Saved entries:
══════

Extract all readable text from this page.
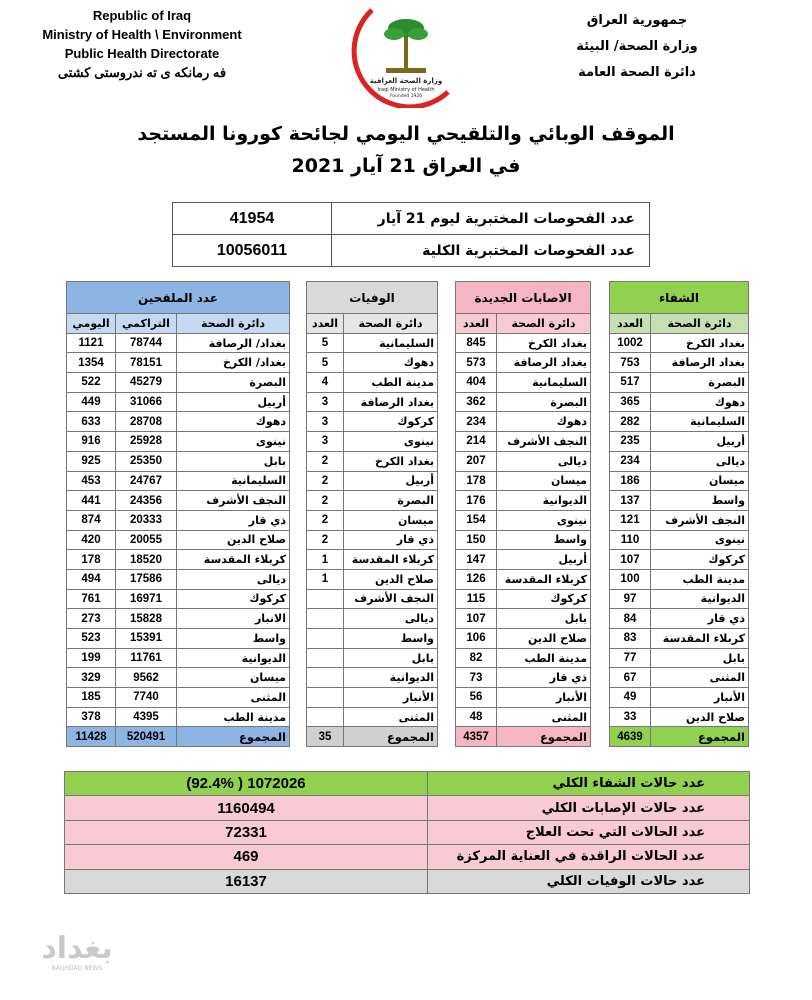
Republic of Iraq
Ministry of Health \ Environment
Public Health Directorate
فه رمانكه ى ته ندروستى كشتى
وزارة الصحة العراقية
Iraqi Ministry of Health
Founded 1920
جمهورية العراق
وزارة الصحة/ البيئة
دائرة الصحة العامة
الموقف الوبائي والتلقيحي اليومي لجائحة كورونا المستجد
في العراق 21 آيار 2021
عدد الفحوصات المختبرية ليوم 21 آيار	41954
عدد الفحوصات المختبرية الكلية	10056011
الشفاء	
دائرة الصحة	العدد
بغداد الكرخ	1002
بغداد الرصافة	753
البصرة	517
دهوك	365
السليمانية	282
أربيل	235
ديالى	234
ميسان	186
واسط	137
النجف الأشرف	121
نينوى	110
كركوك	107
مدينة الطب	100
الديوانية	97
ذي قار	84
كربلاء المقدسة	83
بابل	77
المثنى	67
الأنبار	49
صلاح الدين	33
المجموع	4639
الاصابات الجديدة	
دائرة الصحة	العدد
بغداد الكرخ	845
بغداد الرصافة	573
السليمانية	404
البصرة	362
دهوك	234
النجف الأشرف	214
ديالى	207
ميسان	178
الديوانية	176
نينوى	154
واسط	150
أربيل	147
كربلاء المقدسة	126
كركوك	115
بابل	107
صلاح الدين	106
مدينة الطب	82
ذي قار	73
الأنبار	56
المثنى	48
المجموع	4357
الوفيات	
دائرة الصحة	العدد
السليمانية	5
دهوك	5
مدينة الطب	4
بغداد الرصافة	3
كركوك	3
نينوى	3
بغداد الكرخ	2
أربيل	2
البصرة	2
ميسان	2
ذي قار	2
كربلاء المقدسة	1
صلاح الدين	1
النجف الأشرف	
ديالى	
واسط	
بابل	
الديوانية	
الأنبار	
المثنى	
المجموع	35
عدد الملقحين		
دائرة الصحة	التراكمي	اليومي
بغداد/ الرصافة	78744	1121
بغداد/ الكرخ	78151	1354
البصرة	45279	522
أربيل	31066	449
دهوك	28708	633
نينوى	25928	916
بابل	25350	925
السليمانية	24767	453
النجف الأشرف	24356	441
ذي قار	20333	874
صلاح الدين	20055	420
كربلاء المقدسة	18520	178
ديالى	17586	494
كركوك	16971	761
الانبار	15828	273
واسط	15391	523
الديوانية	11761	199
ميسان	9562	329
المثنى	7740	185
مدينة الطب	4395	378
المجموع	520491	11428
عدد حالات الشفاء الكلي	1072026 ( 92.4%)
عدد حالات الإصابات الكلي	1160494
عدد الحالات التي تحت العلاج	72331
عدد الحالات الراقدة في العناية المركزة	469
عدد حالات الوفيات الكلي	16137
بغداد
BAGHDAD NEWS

══════

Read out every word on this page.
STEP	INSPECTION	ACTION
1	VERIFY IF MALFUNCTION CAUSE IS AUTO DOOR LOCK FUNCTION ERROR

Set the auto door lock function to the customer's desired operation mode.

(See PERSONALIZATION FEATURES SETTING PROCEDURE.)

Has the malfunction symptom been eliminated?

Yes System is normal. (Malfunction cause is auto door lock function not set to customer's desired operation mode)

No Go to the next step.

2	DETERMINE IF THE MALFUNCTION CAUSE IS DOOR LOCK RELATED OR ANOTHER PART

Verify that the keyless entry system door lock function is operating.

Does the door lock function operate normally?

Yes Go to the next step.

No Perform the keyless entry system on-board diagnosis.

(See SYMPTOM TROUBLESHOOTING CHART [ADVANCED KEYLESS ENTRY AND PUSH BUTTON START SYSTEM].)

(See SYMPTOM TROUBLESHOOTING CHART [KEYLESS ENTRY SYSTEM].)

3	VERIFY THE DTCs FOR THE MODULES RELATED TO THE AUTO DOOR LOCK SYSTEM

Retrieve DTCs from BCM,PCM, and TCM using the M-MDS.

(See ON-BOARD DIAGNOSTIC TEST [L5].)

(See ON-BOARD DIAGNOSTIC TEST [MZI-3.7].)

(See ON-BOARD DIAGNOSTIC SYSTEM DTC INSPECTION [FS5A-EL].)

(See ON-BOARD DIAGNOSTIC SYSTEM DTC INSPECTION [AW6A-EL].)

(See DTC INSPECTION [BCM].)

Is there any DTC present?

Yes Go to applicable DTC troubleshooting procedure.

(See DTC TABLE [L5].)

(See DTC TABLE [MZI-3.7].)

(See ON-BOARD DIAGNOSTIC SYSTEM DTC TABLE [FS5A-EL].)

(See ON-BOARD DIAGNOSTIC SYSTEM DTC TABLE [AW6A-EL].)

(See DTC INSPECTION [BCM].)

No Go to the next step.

══════

What you are asked to do – Identify which lines contain the word "الصحة" and copy each one.

Exercise output –
وزارة الصحة العراقية
وزارة الصحة/ البيئة
دائرة الصحة العامة
دائرة الصحة	العدد
دائرة الصحة	العدد
دائرة الصحة	العدد
دائرة الصحة	التراكمي	اليومي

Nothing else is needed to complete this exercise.